**Set problem:**
Reproduce all of the rows below verbatim, changing nothing.

[Dataset excerpt]
....

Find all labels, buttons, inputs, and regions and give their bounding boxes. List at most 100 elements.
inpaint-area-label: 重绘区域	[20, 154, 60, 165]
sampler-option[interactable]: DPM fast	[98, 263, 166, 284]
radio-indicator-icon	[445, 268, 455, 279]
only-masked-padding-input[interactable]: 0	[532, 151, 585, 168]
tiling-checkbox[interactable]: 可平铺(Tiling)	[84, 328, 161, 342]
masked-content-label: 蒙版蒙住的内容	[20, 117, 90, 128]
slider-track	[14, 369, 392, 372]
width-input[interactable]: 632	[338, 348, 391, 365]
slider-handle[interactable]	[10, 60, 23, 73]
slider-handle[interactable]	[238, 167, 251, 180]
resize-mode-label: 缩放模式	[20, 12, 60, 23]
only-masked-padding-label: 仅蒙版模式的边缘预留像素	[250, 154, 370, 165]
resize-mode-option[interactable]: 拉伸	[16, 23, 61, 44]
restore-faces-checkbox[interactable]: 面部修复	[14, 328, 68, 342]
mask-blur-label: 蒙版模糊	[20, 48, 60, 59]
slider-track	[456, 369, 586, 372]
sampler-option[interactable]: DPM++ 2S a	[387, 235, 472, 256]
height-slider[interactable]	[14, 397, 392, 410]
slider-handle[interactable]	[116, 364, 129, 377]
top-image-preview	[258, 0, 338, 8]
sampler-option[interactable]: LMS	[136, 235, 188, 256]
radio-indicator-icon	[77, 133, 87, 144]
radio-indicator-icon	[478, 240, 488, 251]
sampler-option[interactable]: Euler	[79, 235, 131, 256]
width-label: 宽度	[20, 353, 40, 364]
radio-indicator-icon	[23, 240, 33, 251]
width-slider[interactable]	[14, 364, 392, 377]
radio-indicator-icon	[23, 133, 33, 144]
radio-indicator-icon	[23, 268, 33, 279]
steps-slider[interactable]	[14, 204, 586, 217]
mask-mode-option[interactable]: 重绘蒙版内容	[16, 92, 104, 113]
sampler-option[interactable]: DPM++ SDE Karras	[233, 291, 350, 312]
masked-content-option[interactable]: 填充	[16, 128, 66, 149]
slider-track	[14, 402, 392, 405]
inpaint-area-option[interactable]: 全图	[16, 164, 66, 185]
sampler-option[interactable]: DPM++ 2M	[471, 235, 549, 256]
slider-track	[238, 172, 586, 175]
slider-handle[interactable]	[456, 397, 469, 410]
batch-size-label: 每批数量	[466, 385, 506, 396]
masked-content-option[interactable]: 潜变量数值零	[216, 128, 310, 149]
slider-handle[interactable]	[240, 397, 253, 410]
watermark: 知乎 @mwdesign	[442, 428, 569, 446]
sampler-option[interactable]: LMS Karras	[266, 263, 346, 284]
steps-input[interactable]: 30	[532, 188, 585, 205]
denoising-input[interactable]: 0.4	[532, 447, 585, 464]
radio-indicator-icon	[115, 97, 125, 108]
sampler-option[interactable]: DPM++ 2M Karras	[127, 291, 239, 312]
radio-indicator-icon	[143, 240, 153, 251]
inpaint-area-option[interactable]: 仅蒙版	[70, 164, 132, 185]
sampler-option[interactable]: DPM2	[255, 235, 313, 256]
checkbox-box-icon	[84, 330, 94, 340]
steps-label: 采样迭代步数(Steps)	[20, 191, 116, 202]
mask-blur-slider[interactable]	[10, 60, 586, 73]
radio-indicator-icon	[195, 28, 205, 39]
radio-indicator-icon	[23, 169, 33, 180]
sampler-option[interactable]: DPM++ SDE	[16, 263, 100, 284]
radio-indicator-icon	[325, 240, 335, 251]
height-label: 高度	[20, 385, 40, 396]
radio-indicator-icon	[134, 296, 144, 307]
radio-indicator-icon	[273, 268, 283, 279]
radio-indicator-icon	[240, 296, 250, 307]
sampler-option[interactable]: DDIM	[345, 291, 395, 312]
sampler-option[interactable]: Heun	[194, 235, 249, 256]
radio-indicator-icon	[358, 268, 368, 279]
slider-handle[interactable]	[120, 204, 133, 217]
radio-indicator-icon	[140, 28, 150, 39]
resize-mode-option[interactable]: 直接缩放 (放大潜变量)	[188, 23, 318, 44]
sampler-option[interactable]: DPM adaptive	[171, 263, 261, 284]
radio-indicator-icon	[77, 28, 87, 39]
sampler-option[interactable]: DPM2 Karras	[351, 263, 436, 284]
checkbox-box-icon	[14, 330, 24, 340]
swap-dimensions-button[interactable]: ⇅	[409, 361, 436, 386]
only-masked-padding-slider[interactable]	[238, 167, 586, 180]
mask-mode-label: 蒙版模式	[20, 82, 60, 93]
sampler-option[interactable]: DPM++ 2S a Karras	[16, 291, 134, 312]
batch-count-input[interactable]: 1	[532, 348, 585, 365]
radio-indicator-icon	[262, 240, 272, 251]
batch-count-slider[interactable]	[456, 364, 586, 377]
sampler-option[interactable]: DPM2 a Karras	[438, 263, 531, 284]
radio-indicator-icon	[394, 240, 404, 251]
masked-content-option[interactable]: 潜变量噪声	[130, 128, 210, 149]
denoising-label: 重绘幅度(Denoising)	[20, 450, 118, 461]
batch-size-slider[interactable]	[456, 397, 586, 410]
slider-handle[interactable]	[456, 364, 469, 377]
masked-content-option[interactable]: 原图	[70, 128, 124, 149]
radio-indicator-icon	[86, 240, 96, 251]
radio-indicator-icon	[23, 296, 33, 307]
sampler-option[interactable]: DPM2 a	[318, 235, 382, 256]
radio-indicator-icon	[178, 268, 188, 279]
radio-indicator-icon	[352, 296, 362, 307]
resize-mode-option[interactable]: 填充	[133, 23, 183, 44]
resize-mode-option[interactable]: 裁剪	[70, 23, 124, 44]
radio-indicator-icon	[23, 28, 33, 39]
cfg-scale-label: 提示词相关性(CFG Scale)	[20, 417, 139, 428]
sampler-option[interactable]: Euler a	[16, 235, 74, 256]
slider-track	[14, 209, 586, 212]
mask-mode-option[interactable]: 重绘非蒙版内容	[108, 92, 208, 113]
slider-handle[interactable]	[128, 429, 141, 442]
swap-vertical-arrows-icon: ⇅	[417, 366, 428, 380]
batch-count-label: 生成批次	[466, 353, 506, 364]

....

**Response to this exercise:**
Find all labels, buttons, inputs, and regions and give their bounding boxes. List at most 100 elements.
inpaint-area-label: 重绘区域	[20, 154, 60, 165]
sampler-option[interactable]: DPM fast	[98, 263, 166, 284]
radio-indicator-icon	[445, 268, 455, 279]
only-masked-padding-input[interactable]: 0	[532, 151, 585, 168]
tiling-checkbox[interactable]: 可平铺(Tiling)	[84, 328, 161, 342]
masked-content-label: 蒙版蒙住的内容	[20, 117, 90, 128]
slider-track	[14, 369, 392, 372]
width-input[interactable]: 632	[338, 348, 391, 365]
slider-handle[interactable]	[10, 60, 23, 73]
slider-handle[interactable]	[238, 167, 251, 180]
resize-mode-label: 缩放模式	[20, 12, 60, 23]
only-masked-padding-label: 仅蒙版模式的边缘预留像素	[250, 154, 370, 165]
resize-mode-option[interactable]: 拉伸	[16, 23, 61, 44]
restore-faces-checkbox[interactable]: 面部修复	[14, 328, 68, 342]
mask-blur-label: 蒙版模糊	[20, 48, 60, 59]
slider-track	[456, 369, 586, 372]
sampler-option[interactable]: DPM++ 2S a	[387, 235, 472, 256]
height-slider[interactable]	[14, 397, 392, 410]
slider-handle[interactable]	[116, 364, 129, 377]
top-image-preview	[258, 0, 338, 8]
sampler-option[interactable]: LMS	[136, 235, 188, 256]
radio-indicator-icon	[77, 133, 87, 144]
radio-indicator-icon	[478, 240, 488, 251]
sampler-option[interactable]: Euler	[79, 235, 131, 256]
width-label: 宽度	[20, 353, 40, 364]
radio-indicator-icon	[23, 240, 33, 251]
width-slider[interactable]	[14, 364, 392, 377]
radio-indicator-icon	[23, 133, 33, 144]
radio-indicator-icon	[23, 268, 33, 279]
steps-slider[interactable]	[14, 204, 586, 217]
mask-mode-option[interactable]: 重绘蒙版内容	[16, 92, 104, 113]
sampler-option[interactable]: DPM++ SDE Karras	[233, 291, 350, 312]
masked-content-option[interactable]: 填充	[16, 128, 66, 149]
slider-track	[14, 402, 392, 405]
inpaint-area-option[interactable]: 全图	[16, 164, 66, 185]
sampler-option[interactable]: DPM++ 2M	[471, 235, 549, 256]
slider-track	[238, 172, 586, 175]
slider-handle[interactable]	[456, 397, 469, 410]
batch-size-label: 每批数量	[466, 385, 506, 396]
masked-content-option[interactable]: 潜变量数值零	[216, 128, 310, 149]
slider-handle[interactable]	[240, 397, 253, 410]
watermark: 知乎 @mwdesign	[442, 428, 569, 446]
sampler-option[interactable]: LMS Karras	[266, 263, 346, 284]
steps-input[interactable]: 30	[532, 188, 585, 205]
denoising-input[interactable]: 0.4	[532, 447, 585, 464]
radio-indicator-icon	[115, 97, 125, 108]
sampler-option[interactable]: DPM++ 2M Karras	[127, 291, 239, 312]
radio-indicator-icon	[143, 240, 153, 251]
inpaint-area-option[interactable]: 仅蒙版	[70, 164, 132, 185]
sampler-option[interactable]: DPM2	[255, 235, 313, 256]
checkbox-box-icon	[84, 330, 94, 340]
steps-label: 采样迭代步数(Steps)	[20, 191, 116, 202]
mask-blur-slider[interactable]	[10, 60, 586, 73]
radio-indicator-icon	[195, 28, 205, 39]
radio-indicator-icon	[23, 169, 33, 180]
sampler-option[interactable]: DPM++ SDE	[16, 263, 100, 284]
radio-indicator-icon	[325, 240, 335, 251]
height-label: 高度	[20, 385, 40, 396]
radio-indicator-icon	[134, 296, 144, 307]
radio-indicator-icon	[273, 268, 283, 279]
radio-indicator-icon	[240, 296, 250, 307]
sampler-option[interactable]: DDIM	[345, 291, 395, 312]
sampler-option[interactable]: Heun	[194, 235, 249, 256]
radio-indicator-icon	[358, 268, 368, 279]
slider-handle[interactable]	[120, 204, 133, 217]
radio-indicator-icon	[140, 28, 150, 39]
resize-mode-option[interactable]: 直接缩放 (放大潜变量)	[188, 23, 318, 44]
sampler-option[interactable]: DPM adaptive	[171, 263, 261, 284]
radio-indicator-icon	[77, 28, 87, 39]
sampler-option[interactable]: DPM2 Karras	[351, 263, 436, 284]
checkbox-box-icon	[14, 330, 24, 340]
swap-dimensions-button[interactable]: ⇅	[409, 361, 436, 386]
only-masked-padding-slider[interactable]	[238, 167, 586, 180]
mask-mode-label: 蒙版模式	[20, 82, 60, 93]
sampler-option[interactable]: DPM++ 2S a Karras	[16, 291, 134, 312]
batch-count-input[interactable]: 1	[532, 348, 585, 365]
radio-indicator-icon	[262, 240, 272, 251]
batch-count-slider[interactable]	[456, 364, 586, 377]
sampler-option[interactable]: DPM2 a Karras	[438, 263, 531, 284]
radio-indicator-icon	[394, 240, 404, 251]
masked-content-option[interactable]: 潜变量噪声	[130, 128, 210, 149]
denoising-label: 重绘幅度(Denoising)	[20, 450, 118, 461]
batch-size-slider[interactable]	[456, 397, 586, 410]
slider-handle[interactable]	[456, 364, 469, 377]
masked-content-option[interactable]: 原图	[70, 128, 124, 149]
radio-indicator-icon	[86, 240, 96, 251]
radio-indicator-icon	[23, 296, 33, 307]
sampler-option[interactable]: DPM2 a	[318, 235, 382, 256]
radio-indicator-icon	[178, 268, 188, 279]
radio-indicator-icon	[352, 296, 362, 307]
resize-mode-option[interactable]: 填充	[133, 23, 183, 44]
resize-mode-option[interactable]: 裁剪	[70, 23, 124, 44]
radio-indicator-icon	[23, 28, 33, 39]
cfg-scale-label: 提示词相关性(CFG Scale)	[20, 417, 139, 428]
sampler-option[interactable]: Euler a	[16, 235, 74, 256]
slider-track	[14, 209, 586, 212]
mask-mode-option[interactable]: 重绘非蒙版内容	[108, 92, 208, 113]
slider-handle[interactable]	[128, 429, 141, 442]
swap-vertical-arrows-icon: ⇅	[417, 366, 428, 380]
batch-count-label: 生成批次	[466, 353, 506, 364]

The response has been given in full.